─── Dataset ───
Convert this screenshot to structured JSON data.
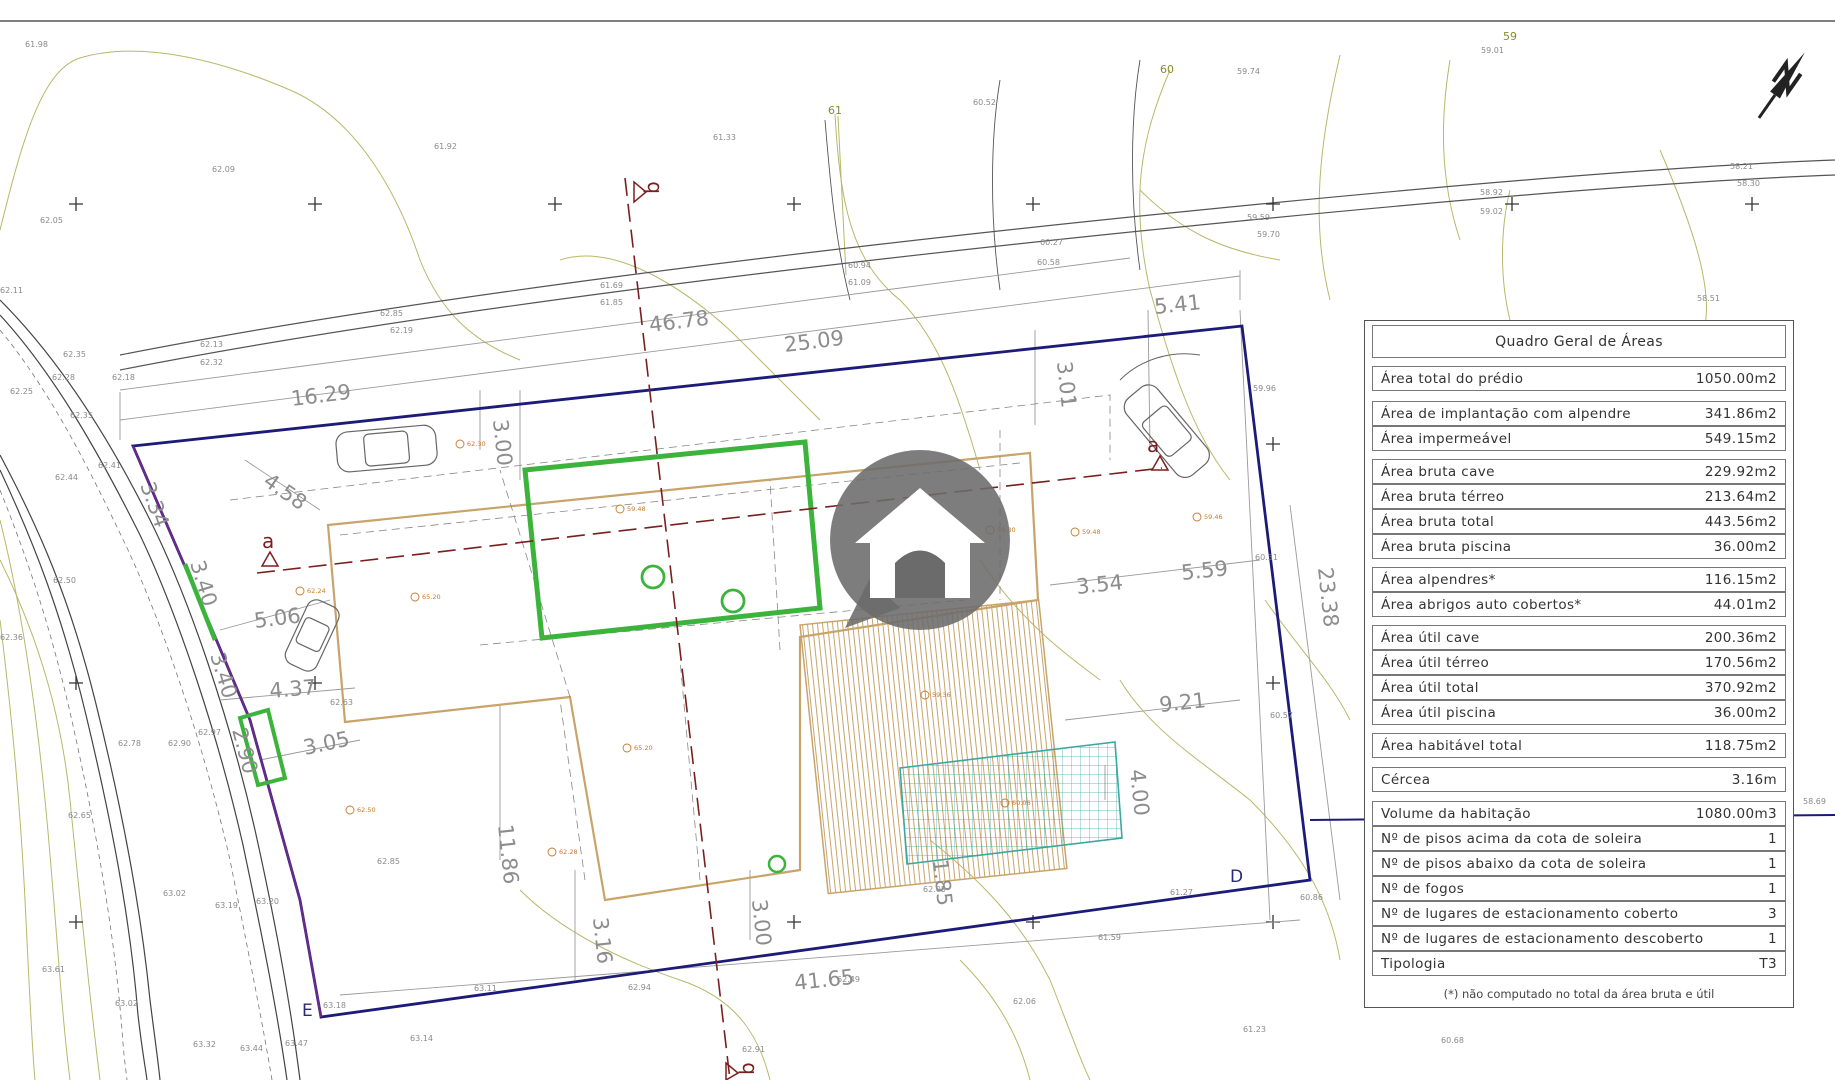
{
  "plan": {
    "dimensions": {
      "d46_78": "46.78",
      "d25_09": "25.09",
      "d16_29": "16.29",
      "d5_41": "5.41",
      "d3_01": "3.01",
      "d3_00a": "3.00",
      "d4_58": "4.58",
      "d3_34": "3.34",
      "d3_40a": "3.40",
      "d5_06": "5.06",
      "d3_40b": "3.40",
      "d4_37": "4.37",
      "d2_90": "2.90",
      "d3_05": "3.05",
      "d11_86": "11.86",
      "d3_16": "3.16",
      "d3_00b": "3.00",
      "d41_65": "41.65",
      "d1_85": "1.85",
      "d4_00": "4.00",
      "d9_21": "9.21",
      "d3_54": "3.54",
      "d5_59": "5.59",
      "d23_38": "23.38"
    },
    "section_labels": {
      "a_left": "a",
      "a_right": "a",
      "b_top": "b",
      "b_bottom": "b"
    },
    "corner_labels": {
      "d": "D",
      "e": "E"
    },
    "contours": {
      "c59": "59",
      "c60": "60",
      "c61": "61"
    },
    "spot_heights": {
      "s61_98": "61.98",
      "s62_09": "62.09",
      "s61_92": "61.92",
      "s61_33": "61.33",
      "s60_52": "60.52",
      "s59_74": "59.74",
      "s59_01": "59.01",
      "s58_21": "58.21",
      "s58_30": "58.30",
      "s58_92": "58.92",
      "s59_02": "59.02",
      "s59_59": "59.59",
      "s59_70": "59.70",
      "s60_27": "60.27",
      "s60_58": "60.58",
      "s60_94": "60.94",
      "s61_09": "61.09",
      "s61_69": "61.69",
      "s61_85": "61.85",
      "s62_05": "62.05",
      "s62_85": "62.85",
      "s62_19": "62.19",
      "s62_13": "62.13",
      "s62_32": "62.32",
      "s62_18": "62.18",
      "s62_35a": "62.35",
      "s62_28": "62.28",
      "s62_25": "62.25",
      "s62_35b": "62.35",
      "s62_41": "62.41",
      "s62_44": "62.44",
      "s62_50": "62.50",
      "s62_36": "62.36",
      "s62_78": "62.78",
      "s62_90": "62.90",
      "s62_97": "62.97",
      "s62_65": "62.65",
      "s63_02": "63.02",
      "s63_19": "63.19",
      "s63_20": "63.20",
      "s63_61": "63.61",
      "s63_02b": "63.02",
      "s63_32": "63.32",
      "s63_44": "63.44",
      "s63_47": "63.47",
      "s63_18": "63.18",
      "s63_14": "63.14",
      "s63_11": "63.11",
      "s62_94": "62.94",
      "s62_91": "62.91",
      "s62_49": "62.49",
      "s62_06": "62.06",
      "s61_59": "61.59",
      "s61_23": "61.23",
      "s60_68": "60.68",
      "s61_27": "61.27",
      "s60_86": "60.86",
      "s60_57": "60.57",
      "s60_31": "60.31",
      "s59_96": "59.96",
      "s58_51": "58.51",
      "s62_63": "62.63",
      "s62_85b": "62.85",
      "s62_11": "62.11",
      "s62_05b": "62.05",
      "s58_69": "58.69"
    },
    "levels": {
      "l62_30": "62.30",
      "l59_48a": "59.48",
      "l59_30": "59.30",
      "l59_48b": "59.48",
      "l59_46": "59.46",
      "l65_20a": "65.20",
      "l62_24": "62.24",
      "l59_36": "59.36",
      "l65_20b": "65.20",
      "l62_50": "62.50",
      "l62_28": "62.28",
      "l60_06": "60.06"
    },
    "colors": {
      "boundary": "#1c1c78",
      "green": "#3cb43c",
      "section": "#7a1f1f",
      "building": "#c8a46a",
      "pool": "#3aa8a0"
    }
  },
  "table": {
    "title": "Quadro Geral de Áreas",
    "rows": [
      {
        "label": "Área total do prédio",
        "value": "1050.00m2"
      },
      {
        "label": "Área de implantação com alpendre",
        "value": "341.86m2"
      },
      {
        "label": "Área impermeável",
        "value": "549.15m2"
      },
      {
        "label": "Área bruta cave",
        "value": "229.92m2"
      },
      {
        "label": "Área bruta térreo",
        "value": "213.64m2"
      },
      {
        "label": "Área bruta total",
        "value": "443.56m2"
      },
      {
        "label": "Área bruta piscina",
        "value": "36.00m2"
      },
      {
        "label": "Área alpendres*",
        "value": "116.15m2"
      },
      {
        "label": "Área abrigos auto cobertos*",
        "value": "44.01m2"
      },
      {
        "label": "Área útil cave",
        "value": "200.36m2"
      },
      {
        "label": "Área útil térreo",
        "value": "170.56m2"
      },
      {
        "label": "Área útil total",
        "value": "370.92m2"
      },
      {
        "label": "Área útil piscina",
        "value": "36.00m2"
      },
      {
        "label": "Área habitável total",
        "value": "118.75m2"
      },
      {
        "label": "Cércea",
        "value": "3.16m"
      },
      {
        "label": "Volume da habitação",
        "value": "1080.00m3"
      },
      {
        "label": "Nº de pisos acima da cota de soleira",
        "value": "1"
      },
      {
        "label": "Nº de pisos abaixo da cota de soleira",
        "value": "1"
      },
      {
        "label": "Nº de fogos",
        "value": "1"
      },
      {
        "label": "Nº de lugares de estacionamento coberto",
        "value": "3"
      },
      {
        "label": "Nº de lugares de estacionamento descoberto",
        "value": "1"
      },
      {
        "label": "Tipologia",
        "value": "T3"
      }
    ],
    "note": "(*) não computado no total da área bruta e útil"
  }
}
───
Reproduce each record above by retyping it exactly; omit all images.

**Solution to this exercise:**
Convert this screenshot to structured JSON data.
{
  "plan": {
    "dimensions": {
      "d46_78": "46.78",
      "d25_09": "25.09",
      "d16_29": "16.29",
      "d5_41": "5.41",
      "d3_01": "3.01",
      "d3_00a": "3.00",
      "d4_58": "4.58",
      "d3_34": "3.34",
      "d3_40a": "3.40",
      "d5_06": "5.06",
      "d3_40b": "3.40",
      "d4_37": "4.37",
      "d2_90": "2.90",
      "d3_05": "3.05",
      "d11_86": "11.86",
      "d3_16": "3.16",
      "d3_00b": "3.00",
      "d41_65": "41.65",
      "d1_85": "1.85",
      "d4_00": "4.00",
      "d9_21": "9.21",
      "d3_54": "3.54",
      "d5_59": "5.59",
      "d23_38": "23.38"
    },
    "section_labels": {
      "a_left": "a",
      "a_right": "a",
      "b_top": "b",
      "b_bottom": "b"
    },
    "corner_labels": {
      "d": "D",
      "e": "E"
    },
    "contours": {
      "c59": "59",
      "c60": "60",
      "c61": "61"
    },
    "spot_heights": {
      "s61_98": "61.98",
      "s62_09": "62.09",
      "s61_92": "61.92",
      "s61_33": "61.33",
      "s60_52": "60.52",
      "s59_74": "59.74",
      "s59_01": "59.01",
      "s58_21": "58.21",
      "s58_30": "58.30",
      "s58_92": "58.92",
      "s59_02": "59.02",
      "s59_59": "59.59",
      "s59_70": "59.70",
      "s60_27": "60.27",
      "s60_58": "60.58",
      "s60_94": "60.94",
      "s61_09": "61.09",
      "s61_69": "61.69",
      "s61_85": "61.85",
      "s62_05": "62.05",
      "s62_85": "62.85",
      "s62_19": "62.19",
      "s62_13": "62.13",
      "s62_32": "62.32",
      "s62_18": "62.18",
      "s62_35a": "62.35",
      "s62_28": "62.28",
      "s62_25": "62.25",
      "s62_35b": "62.35",
      "s62_41": "62.41",
      "s62_44": "62.44",
      "s62_50": "62.50",
      "s62_36": "62.36",
      "s62_78": "62.78",
      "s62_90": "62.90",
      "s62_97": "62.97",
      "s62_65": "62.65",
      "s63_02": "63.02",
      "s63_19": "63.19",
      "s63_20": "63.20",
      "s63_61": "63.61",
      "s63_02b": "63.02",
      "s63_32": "63.32",
      "s63_44": "63.44",
      "s63_47": "63.47",
      "s63_18": "63.18",
      "s63_14": "63.14",
      "s63_11": "63.11",
      "s62_94": "62.94",
      "s62_91": "62.91",
      "s62_49": "62.49",
      "s62_06": "62.06",
      "s61_59": "61.59",
      "s61_23": "61.23",
      "s60_68": "60.68",
      "s61_27": "61.27",
      "s60_86": "60.86",
      "s60_57": "60.57",
      "s60_31": "60.31",
      "s59_96": "59.96",
      "s58_51": "58.51",
      "s62_63": "62.63",
      "s62_85b": "62.85",
      "s62_11": "62.11",
      "s62_05b": "62.05",
      "s58_69": "58.69"
    },
    "levels": {
      "l62_30": "62.30",
      "l59_48a": "59.48",
      "l59_30": "59.30",
      "l59_48b": "59.48",
      "l59_46": "59.46",
      "l65_20a": "65.20",
      "l62_24": "62.24",
      "l59_36": "59.36",
      "l65_20b": "65.20",
      "l62_50": "62.50",
      "l62_28": "62.28",
      "l60_06": "60.06"
    },
    "colors": {
      "boundary": "#1c1c78",
      "green": "#3cb43c",
      "section": "#7a1f1f",
      "building": "#c8a46a",
      "pool": "#3aa8a0"
    }
  },
  "table": {
    "title": "Quadro Geral de Áreas",
    "rows": [
      {
        "label": "Área total do prédio",
        "value": "1050.00m2"
      },
      {
        "label": "Área de implantação com alpendre",
        "value": "341.86m2"
      },
      {
        "label": "Área impermeável",
        "value": "549.15m2"
      },
      {
        "label": "Área bruta cave",
        "value": "229.92m2"
      },
      {
        "label": "Área bruta térreo",
        "value": "213.64m2"
      },
      {
        "label": "Área bruta total",
        "value": "443.56m2"
      },
      {
        "label": "Área bruta piscina",
        "value": "36.00m2"
      },
      {
        "label": "Área alpendres*",
        "value": "116.15m2"
      },
      {
        "label": "Área abrigos auto cobertos*",
        "value": "44.01m2"
      },
      {
        "label": "Área útil cave",
        "value": "200.36m2"
      },
      {
        "label": "Área útil térreo",
        "value": "170.56m2"
      },
      {
        "label": "Área útil total",
        "value": "370.92m2"
      },
      {
        "label": "Área útil piscina",
        "value": "36.00m2"
      },
      {
        "label": "Área habitável total",
        "value": "118.75m2"
      },
      {
        "label": "Cércea",
        "value": "3.16m"
      },
      {
        "label": "Volume da habitação",
        "value": "1080.00m3"
      },
      {
        "label": "Nº de pisos acima da cota de soleira",
        "value": "1"
      },
      {
        "label": "Nº de pisos abaixo da cota de soleira",
        "value": "1"
      },
      {
        "label": "Nº de fogos",
        "value": "1"
      },
      {
        "label": "Nº de lugares de estacionamento coberto",
        "value": "3"
      },
      {
        "label": "Nº de lugares de estacionamento descoberto",
        "value": "1"
      },
      {
        "label": "Tipologia",
        "value": "T3"
      }
    ],
    "note": "(*) não computado no total da área bruta e útil"
  }
}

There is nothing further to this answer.